▸ STATED PROBLEM:
Transcribe the records below exactly, leaving out any pictures.

▸ EXTRACTED RECORDS:
— start —

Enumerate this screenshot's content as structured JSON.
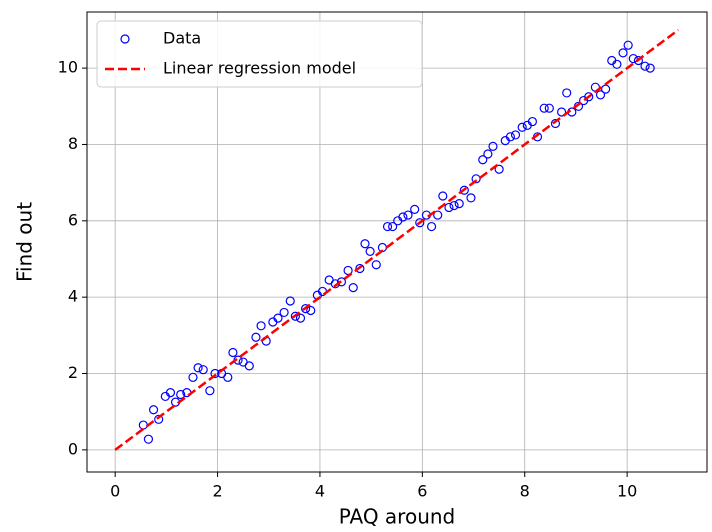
{
  "chart_data": {
    "type": "scatter",
    "xlabel": "PAQ around",
    "ylabel": "Find out",
    "xlim": [
      -0.55,
      11.56
    ],
    "ylim": [
      -0.58,
      11.47
    ],
    "xticks": [
      0,
      2,
      4,
      6,
      8,
      10
    ],
    "yticks": [
      0,
      2,
      4,
      6,
      8,
      10
    ],
    "grid": true,
    "legend": "upper left",
    "series": [
      {
        "name": "Data",
        "type": "scatter",
        "color": "#0000ff",
        "x": [
          0.55,
          0.65,
          0.75,
          0.85,
          0.98,
          1.08,
          1.18,
          1.28,
          1.4,
          1.52,
          1.62,
          1.72,
          1.85,
          1.95,
          2.08,
          2.2,
          2.3,
          2.4,
          2.5,
          2.62,
          2.75,
          2.85,
          2.95,
          3.08,
          3.18,
          3.3,
          3.42,
          3.52,
          3.62,
          3.72,
          3.82,
          3.95,
          4.05,
          4.18,
          4.3,
          4.42,
          4.55,
          4.65,
          4.78,
          4.88,
          4.98,
          5.1,
          5.22,
          5.32,
          5.42,
          5.52,
          5.62,
          5.72,
          5.85,
          5.95,
          6.08,
          6.18,
          6.3,
          6.4,
          6.52,
          6.62,
          6.72,
          6.82,
          6.95,
          7.05,
          7.18,
          7.28,
          7.38,
          7.5,
          7.62,
          7.72,
          7.82,
          7.95,
          8.05,
          8.15,
          8.25,
          8.38,
          8.48,
          8.6,
          8.72,
          8.82,
          8.92,
          9.05,
          9.15,
          9.25,
          9.38,
          9.48,
          9.58,
          9.7,
          9.8,
          9.92,
          10.02,
          10.12,
          10.22,
          10.35,
          10.45
        ],
        "values": [
          0.65,
          0.28,
          1.05,
          0.8,
          1.4,
          1.5,
          1.25,
          1.45,
          1.5,
          1.9,
          2.15,
          2.1,
          1.55,
          2.0,
          2.0,
          1.9,
          2.55,
          2.35,
          2.3,
          2.2,
          2.95,
          3.25,
          2.85,
          3.35,
          3.45,
          3.6,
          3.9,
          3.5,
          3.45,
          3.7,
          3.65,
          4.05,
          4.15,
          4.45,
          4.35,
          4.4,
          4.7,
          4.25,
          4.75,
          5.4,
          5.2,
          4.85,
          5.3,
          5.85,
          5.85,
          6.0,
          6.1,
          6.15,
          6.3,
          5.95,
          6.15,
          5.85,
          6.15,
          6.65,
          6.35,
          6.4,
          6.45,
          6.8,
          6.6,
          7.1,
          7.6,
          7.75,
          7.95,
          7.35,
          8.1,
          8.2,
          8.25,
          8.45,
          8.5,
          8.6,
          8.2,
          8.95,
          8.95,
          8.55,
          8.85,
          9.35,
          8.85,
          9.0,
          9.15,
          9.25,
          9.5,
          9.3,
          9.45,
          10.2,
          10.1,
          10.4,
          10.6,
          10.25,
          10.2,
          10.05,
          10.0
        ]
      },
      {
        "name": "Linear regression model",
        "type": "line",
        "color": "#ff0000",
        "x": [
          0,
          11
        ],
        "values": [
          0,
          11
        ]
      }
    ]
  }
}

— end —

▸ THE REPLY:
Enumerate this screenshot's content as structured JSON.
{
  "chart_data": {
    "type": "scatter",
    "xlabel": "PAQ around",
    "ylabel": "Find out",
    "xlim": [
      -0.55,
      11.56
    ],
    "ylim": [
      -0.58,
      11.47
    ],
    "xticks": [
      0,
      2,
      4,
      6,
      8,
      10
    ],
    "yticks": [
      0,
      2,
      4,
      6,
      8,
      10
    ],
    "grid": true,
    "legend": "upper left",
    "series": [
      {
        "name": "Data",
        "type": "scatter",
        "color": "#0000ff",
        "x": [
          0.55,
          0.65,
          0.75,
          0.85,
          0.98,
          1.08,
          1.18,
          1.28,
          1.4,
          1.52,
          1.62,
          1.72,
          1.85,
          1.95,
          2.08,
          2.2,
          2.3,
          2.4,
          2.5,
          2.62,
          2.75,
          2.85,
          2.95,
          3.08,
          3.18,
          3.3,
          3.42,
          3.52,
          3.62,
          3.72,
          3.82,
          3.95,
          4.05,
          4.18,
          4.3,
          4.42,
          4.55,
          4.65,
          4.78,
          4.88,
          4.98,
          5.1,
          5.22,
          5.32,
          5.42,
          5.52,
          5.62,
          5.72,
          5.85,
          5.95,
          6.08,
          6.18,
          6.3,
          6.4,
          6.52,
          6.62,
          6.72,
          6.82,
          6.95,
          7.05,
          7.18,
          7.28,
          7.38,
          7.5,
          7.62,
          7.72,
          7.82,
          7.95,
          8.05,
          8.15,
          8.25,
          8.38,
          8.48,
          8.6,
          8.72,
          8.82,
          8.92,
          9.05,
          9.15,
          9.25,
          9.38,
          9.48,
          9.58,
          9.7,
          9.8,
          9.92,
          10.02,
          10.12,
          10.22,
          10.35,
          10.45
        ],
        "values": [
          0.65,
          0.28,
          1.05,
          0.8,
          1.4,
          1.5,
          1.25,
          1.45,
          1.5,
          1.9,
          2.15,
          2.1,
          1.55,
          2.0,
          2.0,
          1.9,
          2.55,
          2.35,
          2.3,
          2.2,
          2.95,
          3.25,
          2.85,
          3.35,
          3.45,
          3.6,
          3.9,
          3.5,
          3.45,
          3.7,
          3.65,
          4.05,
          4.15,
          4.45,
          4.35,
          4.4,
          4.7,
          4.25,
          4.75,
          5.4,
          5.2,
          4.85,
          5.3,
          5.85,
          5.85,
          6.0,
          6.1,
          6.15,
          6.3,
          5.95,
          6.15,
          5.85,
          6.15,
          6.65,
          6.35,
          6.4,
          6.45,
          6.8,
          6.6,
          7.1,
          7.6,
          7.75,
          7.95,
          7.35,
          8.1,
          8.2,
          8.25,
          8.45,
          8.5,
          8.6,
          8.2,
          8.95,
          8.95,
          8.55,
          8.85,
          9.35,
          8.85,
          9.0,
          9.15,
          9.25,
          9.5,
          9.3,
          9.45,
          10.2,
          10.1,
          10.4,
          10.6,
          10.25,
          10.2,
          10.05,
          10.0
        ]
      },
      {
        "name": "Linear regression model",
        "type": "line",
        "color": "#ff0000",
        "x": [
          0,
          11
        ],
        "values": [
          0,
          11
        ]
      }
    ]
  }
}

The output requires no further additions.